» ENTRIES SHOWN:

-*-

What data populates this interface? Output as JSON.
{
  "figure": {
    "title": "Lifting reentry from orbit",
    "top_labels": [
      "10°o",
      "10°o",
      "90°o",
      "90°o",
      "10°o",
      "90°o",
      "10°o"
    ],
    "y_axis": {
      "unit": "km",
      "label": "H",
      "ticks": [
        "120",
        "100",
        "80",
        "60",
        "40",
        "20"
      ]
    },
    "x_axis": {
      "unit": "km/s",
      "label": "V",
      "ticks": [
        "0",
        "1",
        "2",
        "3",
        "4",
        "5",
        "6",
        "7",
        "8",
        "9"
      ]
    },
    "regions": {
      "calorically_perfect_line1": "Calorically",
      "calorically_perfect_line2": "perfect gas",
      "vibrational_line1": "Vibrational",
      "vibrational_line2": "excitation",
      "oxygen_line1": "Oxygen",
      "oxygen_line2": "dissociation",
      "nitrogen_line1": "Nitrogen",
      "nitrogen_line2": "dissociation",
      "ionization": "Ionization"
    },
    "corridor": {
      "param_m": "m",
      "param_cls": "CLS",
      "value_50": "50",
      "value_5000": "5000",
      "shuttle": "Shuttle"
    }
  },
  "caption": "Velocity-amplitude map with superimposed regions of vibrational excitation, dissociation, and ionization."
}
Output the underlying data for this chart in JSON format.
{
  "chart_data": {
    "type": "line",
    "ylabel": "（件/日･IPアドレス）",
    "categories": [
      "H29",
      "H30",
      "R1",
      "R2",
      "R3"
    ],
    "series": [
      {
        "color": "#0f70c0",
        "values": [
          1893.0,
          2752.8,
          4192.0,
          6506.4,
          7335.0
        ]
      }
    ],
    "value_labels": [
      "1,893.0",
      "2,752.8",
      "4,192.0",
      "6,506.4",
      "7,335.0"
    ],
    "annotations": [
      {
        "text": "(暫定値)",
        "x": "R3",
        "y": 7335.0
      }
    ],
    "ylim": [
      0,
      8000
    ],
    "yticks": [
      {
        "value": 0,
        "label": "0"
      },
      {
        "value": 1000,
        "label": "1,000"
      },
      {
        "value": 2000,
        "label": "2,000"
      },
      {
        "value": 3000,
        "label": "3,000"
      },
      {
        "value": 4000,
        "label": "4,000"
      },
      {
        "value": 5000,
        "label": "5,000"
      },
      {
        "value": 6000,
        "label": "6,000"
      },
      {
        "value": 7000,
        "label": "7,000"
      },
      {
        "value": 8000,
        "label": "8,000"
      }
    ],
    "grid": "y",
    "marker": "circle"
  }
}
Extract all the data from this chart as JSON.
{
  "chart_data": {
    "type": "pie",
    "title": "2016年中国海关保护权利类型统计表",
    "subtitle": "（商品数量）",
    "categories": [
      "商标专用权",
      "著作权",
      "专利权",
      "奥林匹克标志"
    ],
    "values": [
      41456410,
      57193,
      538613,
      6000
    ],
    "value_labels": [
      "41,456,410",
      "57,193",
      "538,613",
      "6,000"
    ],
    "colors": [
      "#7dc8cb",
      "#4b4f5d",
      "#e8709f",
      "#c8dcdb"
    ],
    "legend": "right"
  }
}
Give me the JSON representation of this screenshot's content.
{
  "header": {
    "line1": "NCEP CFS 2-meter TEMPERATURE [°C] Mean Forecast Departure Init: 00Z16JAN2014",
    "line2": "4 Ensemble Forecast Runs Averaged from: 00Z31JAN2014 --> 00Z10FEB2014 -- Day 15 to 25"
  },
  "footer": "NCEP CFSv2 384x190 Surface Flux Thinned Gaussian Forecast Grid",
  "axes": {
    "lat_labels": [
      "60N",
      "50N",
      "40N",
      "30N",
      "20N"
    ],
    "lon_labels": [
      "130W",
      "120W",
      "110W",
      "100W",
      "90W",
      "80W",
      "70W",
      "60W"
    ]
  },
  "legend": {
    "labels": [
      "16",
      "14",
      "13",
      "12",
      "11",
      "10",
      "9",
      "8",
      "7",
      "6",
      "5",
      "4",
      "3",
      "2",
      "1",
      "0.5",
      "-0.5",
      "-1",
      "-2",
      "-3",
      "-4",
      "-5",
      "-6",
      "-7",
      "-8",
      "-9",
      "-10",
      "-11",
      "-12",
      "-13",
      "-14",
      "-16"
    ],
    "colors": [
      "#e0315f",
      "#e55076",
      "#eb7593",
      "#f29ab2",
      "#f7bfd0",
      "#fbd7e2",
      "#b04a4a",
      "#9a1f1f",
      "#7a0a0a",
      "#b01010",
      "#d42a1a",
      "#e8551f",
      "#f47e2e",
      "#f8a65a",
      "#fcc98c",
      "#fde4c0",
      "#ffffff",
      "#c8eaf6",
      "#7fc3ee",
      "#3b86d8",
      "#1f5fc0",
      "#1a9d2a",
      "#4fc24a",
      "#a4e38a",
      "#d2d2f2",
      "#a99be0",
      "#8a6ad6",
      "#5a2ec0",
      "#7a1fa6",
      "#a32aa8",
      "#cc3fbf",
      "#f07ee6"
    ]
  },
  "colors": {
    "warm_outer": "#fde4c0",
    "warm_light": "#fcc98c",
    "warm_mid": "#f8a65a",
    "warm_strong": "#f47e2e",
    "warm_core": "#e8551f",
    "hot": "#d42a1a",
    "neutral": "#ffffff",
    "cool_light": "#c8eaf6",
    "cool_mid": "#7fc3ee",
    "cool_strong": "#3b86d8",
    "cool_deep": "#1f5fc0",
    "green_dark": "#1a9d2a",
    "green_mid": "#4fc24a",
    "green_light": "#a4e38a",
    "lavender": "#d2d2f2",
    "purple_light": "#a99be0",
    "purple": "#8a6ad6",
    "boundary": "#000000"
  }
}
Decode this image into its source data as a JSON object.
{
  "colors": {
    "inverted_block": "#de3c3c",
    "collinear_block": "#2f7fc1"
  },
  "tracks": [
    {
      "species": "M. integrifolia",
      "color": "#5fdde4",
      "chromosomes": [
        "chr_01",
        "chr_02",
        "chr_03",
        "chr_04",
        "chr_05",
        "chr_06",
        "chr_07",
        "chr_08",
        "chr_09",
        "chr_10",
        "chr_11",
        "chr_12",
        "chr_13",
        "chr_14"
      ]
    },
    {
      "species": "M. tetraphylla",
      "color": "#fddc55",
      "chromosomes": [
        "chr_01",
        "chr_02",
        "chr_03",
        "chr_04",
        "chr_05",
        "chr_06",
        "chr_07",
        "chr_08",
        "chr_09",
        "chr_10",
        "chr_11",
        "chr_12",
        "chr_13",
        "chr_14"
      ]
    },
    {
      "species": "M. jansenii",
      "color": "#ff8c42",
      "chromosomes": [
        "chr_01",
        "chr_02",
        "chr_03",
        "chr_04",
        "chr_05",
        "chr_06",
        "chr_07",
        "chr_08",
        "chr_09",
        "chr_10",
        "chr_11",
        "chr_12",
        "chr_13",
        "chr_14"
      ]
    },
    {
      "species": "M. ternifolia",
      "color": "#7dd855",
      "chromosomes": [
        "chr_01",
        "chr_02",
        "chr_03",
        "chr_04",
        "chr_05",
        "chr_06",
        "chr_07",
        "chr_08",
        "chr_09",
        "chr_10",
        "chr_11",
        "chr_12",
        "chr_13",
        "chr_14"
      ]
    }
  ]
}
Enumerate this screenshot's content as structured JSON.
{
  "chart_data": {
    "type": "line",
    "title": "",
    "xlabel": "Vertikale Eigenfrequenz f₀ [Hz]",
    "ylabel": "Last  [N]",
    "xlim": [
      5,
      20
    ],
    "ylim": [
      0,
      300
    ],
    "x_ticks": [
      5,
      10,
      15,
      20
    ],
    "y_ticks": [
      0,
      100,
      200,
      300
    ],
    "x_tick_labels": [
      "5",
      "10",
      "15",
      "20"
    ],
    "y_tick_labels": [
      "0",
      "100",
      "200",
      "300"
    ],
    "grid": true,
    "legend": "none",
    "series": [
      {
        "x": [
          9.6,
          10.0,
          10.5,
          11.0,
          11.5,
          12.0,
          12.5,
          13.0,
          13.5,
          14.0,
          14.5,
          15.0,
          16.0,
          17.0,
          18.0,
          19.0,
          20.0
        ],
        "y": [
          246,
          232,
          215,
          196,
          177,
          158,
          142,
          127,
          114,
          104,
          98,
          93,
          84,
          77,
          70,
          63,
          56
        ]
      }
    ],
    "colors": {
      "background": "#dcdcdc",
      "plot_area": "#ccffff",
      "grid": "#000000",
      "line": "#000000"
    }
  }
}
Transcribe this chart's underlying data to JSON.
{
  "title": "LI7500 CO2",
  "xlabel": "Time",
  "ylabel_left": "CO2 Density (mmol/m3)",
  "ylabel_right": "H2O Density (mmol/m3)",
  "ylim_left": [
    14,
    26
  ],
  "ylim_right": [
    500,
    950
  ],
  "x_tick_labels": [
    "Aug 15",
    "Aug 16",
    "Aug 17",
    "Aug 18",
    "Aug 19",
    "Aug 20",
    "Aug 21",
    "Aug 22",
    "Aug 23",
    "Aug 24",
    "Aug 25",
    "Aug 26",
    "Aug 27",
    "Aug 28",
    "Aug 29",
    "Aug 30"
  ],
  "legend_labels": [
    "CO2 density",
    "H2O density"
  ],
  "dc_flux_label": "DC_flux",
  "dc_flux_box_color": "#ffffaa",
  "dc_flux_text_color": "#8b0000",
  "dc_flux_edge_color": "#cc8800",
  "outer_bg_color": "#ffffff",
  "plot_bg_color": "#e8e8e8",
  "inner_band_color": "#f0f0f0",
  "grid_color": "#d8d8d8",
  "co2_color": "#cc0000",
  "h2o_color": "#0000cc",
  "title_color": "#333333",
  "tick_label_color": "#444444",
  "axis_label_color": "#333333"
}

-*-

» GOAL OF THE EXERCISE:
Pick out every line of the listing containing the word "screenshot", and show those lines.

» OUTPUT FOR THIS EXERCISE:
Give me the JSON representation of this screenshot's content.
Enumerate this screenshot's content as structured JSON.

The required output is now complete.